**WHAT IS NEEDED**
Using the material below, work out how many lines contain the word "Level". Reply with the number and nothing more.

**THE DATA**
____________________
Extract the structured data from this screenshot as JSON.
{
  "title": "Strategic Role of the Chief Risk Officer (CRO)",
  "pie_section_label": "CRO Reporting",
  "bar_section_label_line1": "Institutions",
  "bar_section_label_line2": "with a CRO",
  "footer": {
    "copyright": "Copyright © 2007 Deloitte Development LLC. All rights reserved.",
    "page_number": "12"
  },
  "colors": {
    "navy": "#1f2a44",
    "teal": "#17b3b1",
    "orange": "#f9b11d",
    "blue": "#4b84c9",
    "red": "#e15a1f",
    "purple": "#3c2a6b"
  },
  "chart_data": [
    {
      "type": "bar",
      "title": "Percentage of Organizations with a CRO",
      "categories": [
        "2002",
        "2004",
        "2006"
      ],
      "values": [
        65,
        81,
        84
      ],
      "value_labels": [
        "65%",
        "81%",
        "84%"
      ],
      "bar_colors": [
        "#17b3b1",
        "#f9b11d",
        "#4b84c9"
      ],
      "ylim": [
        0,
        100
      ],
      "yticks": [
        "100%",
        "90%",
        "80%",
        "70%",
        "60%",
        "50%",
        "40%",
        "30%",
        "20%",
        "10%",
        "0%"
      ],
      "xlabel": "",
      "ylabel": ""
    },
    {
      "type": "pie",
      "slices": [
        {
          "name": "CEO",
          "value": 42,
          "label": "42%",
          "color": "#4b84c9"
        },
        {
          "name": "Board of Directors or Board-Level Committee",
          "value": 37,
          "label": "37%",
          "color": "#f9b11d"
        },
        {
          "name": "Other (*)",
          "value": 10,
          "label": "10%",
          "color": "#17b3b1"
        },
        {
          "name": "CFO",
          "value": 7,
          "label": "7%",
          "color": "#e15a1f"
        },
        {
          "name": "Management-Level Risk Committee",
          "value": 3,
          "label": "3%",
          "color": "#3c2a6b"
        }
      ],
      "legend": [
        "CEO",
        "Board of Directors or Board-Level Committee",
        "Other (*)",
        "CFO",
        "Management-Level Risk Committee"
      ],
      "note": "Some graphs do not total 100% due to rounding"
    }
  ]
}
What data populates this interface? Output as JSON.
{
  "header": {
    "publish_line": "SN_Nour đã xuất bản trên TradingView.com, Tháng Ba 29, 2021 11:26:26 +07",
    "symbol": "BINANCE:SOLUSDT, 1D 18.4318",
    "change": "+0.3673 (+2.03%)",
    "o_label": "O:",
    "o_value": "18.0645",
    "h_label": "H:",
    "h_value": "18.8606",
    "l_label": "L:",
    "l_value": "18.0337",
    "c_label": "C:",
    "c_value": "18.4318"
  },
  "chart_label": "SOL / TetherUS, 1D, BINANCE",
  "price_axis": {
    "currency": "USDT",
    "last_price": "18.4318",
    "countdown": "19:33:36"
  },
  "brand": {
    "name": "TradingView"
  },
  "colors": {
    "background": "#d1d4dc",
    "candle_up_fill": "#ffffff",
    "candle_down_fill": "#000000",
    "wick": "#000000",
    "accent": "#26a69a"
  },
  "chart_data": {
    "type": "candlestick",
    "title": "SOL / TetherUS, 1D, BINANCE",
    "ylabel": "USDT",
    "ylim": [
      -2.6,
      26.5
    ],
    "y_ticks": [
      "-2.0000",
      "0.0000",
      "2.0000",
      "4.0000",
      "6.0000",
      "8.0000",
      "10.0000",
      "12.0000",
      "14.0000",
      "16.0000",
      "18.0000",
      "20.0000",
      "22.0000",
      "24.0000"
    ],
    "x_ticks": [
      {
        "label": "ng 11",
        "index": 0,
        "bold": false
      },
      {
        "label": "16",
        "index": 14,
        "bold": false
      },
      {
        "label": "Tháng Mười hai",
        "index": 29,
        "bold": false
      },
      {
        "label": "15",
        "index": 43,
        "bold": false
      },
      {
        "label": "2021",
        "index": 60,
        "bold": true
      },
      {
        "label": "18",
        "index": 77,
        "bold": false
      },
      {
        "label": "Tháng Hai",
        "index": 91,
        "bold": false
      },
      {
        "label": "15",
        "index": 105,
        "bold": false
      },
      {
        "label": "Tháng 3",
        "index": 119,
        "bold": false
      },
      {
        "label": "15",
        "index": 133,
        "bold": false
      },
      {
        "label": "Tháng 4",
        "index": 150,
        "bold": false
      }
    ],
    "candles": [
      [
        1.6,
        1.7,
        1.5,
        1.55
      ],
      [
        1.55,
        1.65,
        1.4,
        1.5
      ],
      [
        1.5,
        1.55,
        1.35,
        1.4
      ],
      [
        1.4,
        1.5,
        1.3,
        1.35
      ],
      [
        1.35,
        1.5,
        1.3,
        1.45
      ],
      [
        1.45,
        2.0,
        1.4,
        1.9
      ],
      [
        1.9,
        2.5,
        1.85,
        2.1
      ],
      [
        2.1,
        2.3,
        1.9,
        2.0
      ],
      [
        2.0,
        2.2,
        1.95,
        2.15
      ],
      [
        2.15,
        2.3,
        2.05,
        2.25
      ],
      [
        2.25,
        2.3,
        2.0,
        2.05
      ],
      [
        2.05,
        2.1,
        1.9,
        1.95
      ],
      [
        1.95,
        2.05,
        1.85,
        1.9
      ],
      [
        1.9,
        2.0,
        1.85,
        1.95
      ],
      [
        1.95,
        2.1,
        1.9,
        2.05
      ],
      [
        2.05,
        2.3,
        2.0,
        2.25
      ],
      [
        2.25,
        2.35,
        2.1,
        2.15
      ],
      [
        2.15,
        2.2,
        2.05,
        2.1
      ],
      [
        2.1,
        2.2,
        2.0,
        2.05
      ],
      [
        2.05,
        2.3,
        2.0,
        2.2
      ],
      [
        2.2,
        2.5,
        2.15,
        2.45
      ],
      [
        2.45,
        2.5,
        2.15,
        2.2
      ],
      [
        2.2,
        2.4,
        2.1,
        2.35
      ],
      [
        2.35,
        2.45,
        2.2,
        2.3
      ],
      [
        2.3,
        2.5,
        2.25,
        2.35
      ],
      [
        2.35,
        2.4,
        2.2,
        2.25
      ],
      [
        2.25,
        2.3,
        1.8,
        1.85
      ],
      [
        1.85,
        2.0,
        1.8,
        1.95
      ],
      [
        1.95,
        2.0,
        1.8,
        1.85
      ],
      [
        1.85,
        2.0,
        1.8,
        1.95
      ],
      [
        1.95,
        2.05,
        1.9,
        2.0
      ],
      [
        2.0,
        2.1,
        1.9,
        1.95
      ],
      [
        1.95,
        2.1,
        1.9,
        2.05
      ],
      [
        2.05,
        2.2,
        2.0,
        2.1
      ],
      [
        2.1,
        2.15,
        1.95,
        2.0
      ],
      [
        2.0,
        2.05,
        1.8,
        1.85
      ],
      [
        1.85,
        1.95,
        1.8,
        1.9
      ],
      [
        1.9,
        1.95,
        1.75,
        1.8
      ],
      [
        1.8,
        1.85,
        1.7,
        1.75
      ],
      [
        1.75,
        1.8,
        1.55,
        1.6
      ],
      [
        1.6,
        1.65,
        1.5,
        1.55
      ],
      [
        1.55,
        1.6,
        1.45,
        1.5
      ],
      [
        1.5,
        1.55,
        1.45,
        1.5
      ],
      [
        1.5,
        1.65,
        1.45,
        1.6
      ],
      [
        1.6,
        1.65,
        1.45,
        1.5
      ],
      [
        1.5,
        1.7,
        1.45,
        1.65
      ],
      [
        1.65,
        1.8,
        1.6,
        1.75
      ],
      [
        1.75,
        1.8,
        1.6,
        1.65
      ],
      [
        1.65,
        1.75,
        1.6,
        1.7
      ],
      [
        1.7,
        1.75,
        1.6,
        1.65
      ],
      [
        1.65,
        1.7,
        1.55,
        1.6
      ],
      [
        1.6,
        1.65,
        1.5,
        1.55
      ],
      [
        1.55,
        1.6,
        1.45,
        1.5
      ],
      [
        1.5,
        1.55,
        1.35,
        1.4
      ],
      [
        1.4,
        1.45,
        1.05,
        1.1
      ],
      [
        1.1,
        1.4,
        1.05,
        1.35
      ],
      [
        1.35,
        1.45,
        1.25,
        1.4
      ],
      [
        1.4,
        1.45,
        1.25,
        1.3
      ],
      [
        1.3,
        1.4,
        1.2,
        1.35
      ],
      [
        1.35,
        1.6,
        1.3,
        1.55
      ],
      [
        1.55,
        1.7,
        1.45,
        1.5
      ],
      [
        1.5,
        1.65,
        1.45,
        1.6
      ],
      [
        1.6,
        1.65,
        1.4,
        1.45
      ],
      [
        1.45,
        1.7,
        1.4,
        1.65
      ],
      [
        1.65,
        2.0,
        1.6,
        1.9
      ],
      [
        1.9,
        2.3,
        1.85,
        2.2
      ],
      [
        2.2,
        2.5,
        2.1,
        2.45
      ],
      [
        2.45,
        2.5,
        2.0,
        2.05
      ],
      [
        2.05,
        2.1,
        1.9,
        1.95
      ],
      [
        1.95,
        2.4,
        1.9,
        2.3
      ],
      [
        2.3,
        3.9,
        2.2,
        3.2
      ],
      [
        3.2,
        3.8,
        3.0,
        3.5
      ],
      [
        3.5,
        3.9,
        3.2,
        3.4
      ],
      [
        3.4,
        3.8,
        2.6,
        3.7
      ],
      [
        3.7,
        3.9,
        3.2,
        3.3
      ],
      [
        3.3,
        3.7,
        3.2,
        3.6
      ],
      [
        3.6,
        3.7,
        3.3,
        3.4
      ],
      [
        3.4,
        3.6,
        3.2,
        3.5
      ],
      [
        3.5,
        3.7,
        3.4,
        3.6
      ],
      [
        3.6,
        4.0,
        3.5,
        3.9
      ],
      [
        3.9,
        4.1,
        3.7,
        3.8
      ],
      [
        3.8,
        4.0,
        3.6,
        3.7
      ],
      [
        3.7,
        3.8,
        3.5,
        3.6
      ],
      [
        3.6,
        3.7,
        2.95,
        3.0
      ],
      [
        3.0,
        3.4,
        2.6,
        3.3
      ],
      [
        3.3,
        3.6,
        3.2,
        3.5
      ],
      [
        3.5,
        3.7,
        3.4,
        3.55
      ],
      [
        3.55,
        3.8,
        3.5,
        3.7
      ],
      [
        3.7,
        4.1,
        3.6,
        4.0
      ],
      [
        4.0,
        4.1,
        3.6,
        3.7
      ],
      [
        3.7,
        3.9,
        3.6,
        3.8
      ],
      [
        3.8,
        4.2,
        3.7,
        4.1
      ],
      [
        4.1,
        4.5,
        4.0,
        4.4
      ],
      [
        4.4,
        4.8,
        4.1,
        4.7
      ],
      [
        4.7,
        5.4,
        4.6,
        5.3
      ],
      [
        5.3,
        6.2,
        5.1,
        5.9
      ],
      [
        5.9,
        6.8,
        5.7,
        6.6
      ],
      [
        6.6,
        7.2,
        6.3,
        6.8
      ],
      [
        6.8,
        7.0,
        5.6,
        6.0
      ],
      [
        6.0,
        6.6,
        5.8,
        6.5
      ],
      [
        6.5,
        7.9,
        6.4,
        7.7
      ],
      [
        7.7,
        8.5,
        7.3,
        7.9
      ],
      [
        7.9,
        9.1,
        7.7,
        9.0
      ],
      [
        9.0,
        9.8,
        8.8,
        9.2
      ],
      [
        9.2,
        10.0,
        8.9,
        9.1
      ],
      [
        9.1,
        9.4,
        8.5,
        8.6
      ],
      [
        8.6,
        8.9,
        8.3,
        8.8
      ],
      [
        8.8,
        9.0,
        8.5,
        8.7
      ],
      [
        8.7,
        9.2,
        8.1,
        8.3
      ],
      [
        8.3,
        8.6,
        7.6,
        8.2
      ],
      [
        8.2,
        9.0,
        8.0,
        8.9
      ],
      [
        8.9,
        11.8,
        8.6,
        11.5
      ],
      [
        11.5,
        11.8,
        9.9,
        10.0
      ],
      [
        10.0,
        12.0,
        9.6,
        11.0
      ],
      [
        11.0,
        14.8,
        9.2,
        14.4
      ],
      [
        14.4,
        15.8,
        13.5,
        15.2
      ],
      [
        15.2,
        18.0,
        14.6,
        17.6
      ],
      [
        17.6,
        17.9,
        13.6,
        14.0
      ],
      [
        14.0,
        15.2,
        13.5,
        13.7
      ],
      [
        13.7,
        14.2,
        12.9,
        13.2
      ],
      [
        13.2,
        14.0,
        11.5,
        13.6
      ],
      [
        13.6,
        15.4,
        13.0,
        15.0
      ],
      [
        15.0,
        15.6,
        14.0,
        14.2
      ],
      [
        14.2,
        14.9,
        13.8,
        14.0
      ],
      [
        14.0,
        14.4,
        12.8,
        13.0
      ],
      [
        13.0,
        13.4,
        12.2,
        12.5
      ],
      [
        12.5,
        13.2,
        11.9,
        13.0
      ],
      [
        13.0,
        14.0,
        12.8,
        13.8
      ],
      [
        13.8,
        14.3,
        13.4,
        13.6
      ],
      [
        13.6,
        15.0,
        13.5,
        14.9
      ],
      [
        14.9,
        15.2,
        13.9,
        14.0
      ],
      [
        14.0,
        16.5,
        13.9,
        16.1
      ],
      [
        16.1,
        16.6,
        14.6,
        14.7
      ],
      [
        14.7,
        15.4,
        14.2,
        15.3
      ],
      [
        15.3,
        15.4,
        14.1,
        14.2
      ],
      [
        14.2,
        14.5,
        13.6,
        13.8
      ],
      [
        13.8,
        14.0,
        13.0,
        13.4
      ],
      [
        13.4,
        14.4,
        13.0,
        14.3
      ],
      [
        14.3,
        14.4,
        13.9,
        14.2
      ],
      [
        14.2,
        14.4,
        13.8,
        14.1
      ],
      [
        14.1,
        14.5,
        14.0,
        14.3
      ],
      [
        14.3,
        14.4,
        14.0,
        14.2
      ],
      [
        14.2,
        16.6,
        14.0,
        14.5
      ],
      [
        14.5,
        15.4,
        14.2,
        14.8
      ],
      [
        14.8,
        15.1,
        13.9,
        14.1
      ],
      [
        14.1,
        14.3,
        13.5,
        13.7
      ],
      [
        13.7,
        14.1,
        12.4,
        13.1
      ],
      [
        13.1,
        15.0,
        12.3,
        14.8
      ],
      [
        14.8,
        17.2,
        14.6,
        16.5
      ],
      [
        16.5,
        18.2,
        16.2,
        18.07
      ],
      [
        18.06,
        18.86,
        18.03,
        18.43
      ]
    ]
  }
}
____________________
**COMPLETE ANSWER**
4